## DATA PROVIDED
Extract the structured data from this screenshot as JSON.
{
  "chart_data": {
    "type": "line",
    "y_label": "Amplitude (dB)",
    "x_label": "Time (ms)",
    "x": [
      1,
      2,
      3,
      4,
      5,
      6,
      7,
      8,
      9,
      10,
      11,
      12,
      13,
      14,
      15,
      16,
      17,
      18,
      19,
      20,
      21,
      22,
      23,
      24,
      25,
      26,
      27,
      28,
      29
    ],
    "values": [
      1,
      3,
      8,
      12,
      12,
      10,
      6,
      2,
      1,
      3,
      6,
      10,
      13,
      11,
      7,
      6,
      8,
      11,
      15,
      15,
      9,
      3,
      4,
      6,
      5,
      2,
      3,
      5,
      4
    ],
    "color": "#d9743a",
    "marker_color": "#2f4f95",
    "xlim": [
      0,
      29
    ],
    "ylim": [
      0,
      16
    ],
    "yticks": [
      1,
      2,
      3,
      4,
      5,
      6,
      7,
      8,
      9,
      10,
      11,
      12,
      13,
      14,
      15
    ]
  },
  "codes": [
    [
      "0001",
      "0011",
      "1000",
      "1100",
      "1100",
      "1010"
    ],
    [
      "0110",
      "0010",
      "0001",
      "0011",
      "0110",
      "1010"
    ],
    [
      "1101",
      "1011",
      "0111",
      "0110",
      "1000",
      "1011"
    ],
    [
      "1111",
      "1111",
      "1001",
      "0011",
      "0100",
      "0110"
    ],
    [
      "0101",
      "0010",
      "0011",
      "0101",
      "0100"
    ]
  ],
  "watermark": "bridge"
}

## JOB
Restate every line of the data word for word.

## CORRECT RESULT
Extract the structured data from this screenshot as JSON.
{
  "chart_data": {
    "type": "line",
    "y_label": "Amplitude (dB)",
    "x_label": "Time (ms)",
    "x": [
      1,
      2,
      3,
      4,
      5,
      6,
      7,
      8,
      9,
      10,
      11,
      12,
      13,
      14,
      15,
      16,
      17,
      18,
      19,
      20,
      21,
      22,
      23,
      24,
      25,
      26,
      27,
      28,
      29
    ],
    "values": [
      1,
      3,
      8,
      12,
      12,
      10,
      6,
      2,
      1,
      3,
      6,
      10,
      13,
      11,
      7,
      6,
      8,
      11,
      15,
      15,
      9,
      3,
      4,
      6,
      5,
      2,
      3,
      5,
      4
    ],
    "color": "#d9743a",
    "marker_color": "#2f4f95",
    "xlim": [
      0,
      29
    ],
    "ylim": [
      0,
      16
    ],
    "yticks": [
      1,
      2,
      3,
      4,
      5,
      6,
      7,
      8,
      9,
      10,
      11,
      12,
      13,
      14,
      15
    ]
  },
  "codes": [
    [
      "0001",
      "0011",
      "1000",
      "1100",
      "1100",
      "1010"
    ],
    [
      "0110",
      "0010",
      "0001",
      "0011",
      "0110",
      "1010"
    ],
    [
      "1101",
      "1011",
      "0111",
      "0110",
      "1000",
      "1011"
    ],
    [
      "1111",
      "1111",
      "1001",
      "0011",
      "0100",
      "0110"
    ],
    [
      "0101",
      "0010",
      "0011",
      "0101",
      "0100"
    ]
  ],
  "watermark": "bridge"
}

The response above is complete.